[ZIEL DER ÜBUNG]: Ersetze im Textauszug über den Mord an einer Fallschirmspringerin „Springerin“ durch „Fallschirmspringerin“ und gib den Abschnitt wieder, der bei „Was zunächst noch“ beginnt und bei „Anzeige wieder eingestellt?“ endet.

[TEXTAUSZUG]:
..........

Was zunächst noch wie ein tragischer Unfall aussah, entpuppt sich als Mord: Sämtliche Schnüre an dem Fallschirm wie auch am Reserveschirm waren durchtrennt worden. Die Springerin hatte nie eine Chance gehabt. Wer hatte ein Interesse an dem Tod der jungen Mutter? Agnes Tveit klemmt sich hartnäckig hinter die Ermittlungen, mehr, als ihrem Chefredakteur lieb ist. Hat der Tod der Frau mit einer 20 Jahre zurückliegenden Vergewalitgung zu tun? Und wieso wurde damals die Anzeige wieder eingestellt?

..........

[VORLIEGENDES MATERIAL]:
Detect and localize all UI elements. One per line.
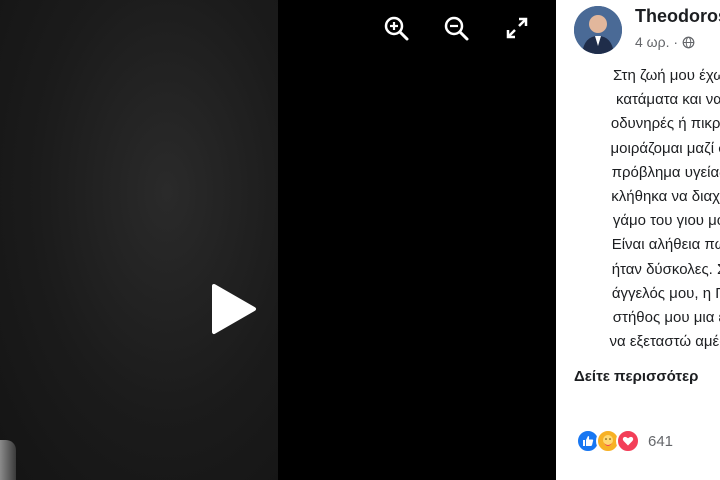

..........

[ERGEBNIS DER ÜBUNG]:
Was zunächst noch wie ein tragischer Unfall aussah, entpuppt sich als Mord: Sämtliche Schnüre an dem Fallschirm wie auch am Reserveschirm waren durchtrennt worden. Die Fallschirmspringerin hatte nie eine Chance gehabt. Wer hatte ein Interesse an dem Tod der jungen Mutter? Agnes Tveit klemmt sich hartnäckig hinter die Ermittlungen, mehr, als ihrem Chefredakteur lieb ist. Hat der Tod der Frau mit einer 20 Jahre zurückliegenden Vergewalitgung zu tun? Und wieso wurde damals die Anzeige wieder eingestellt?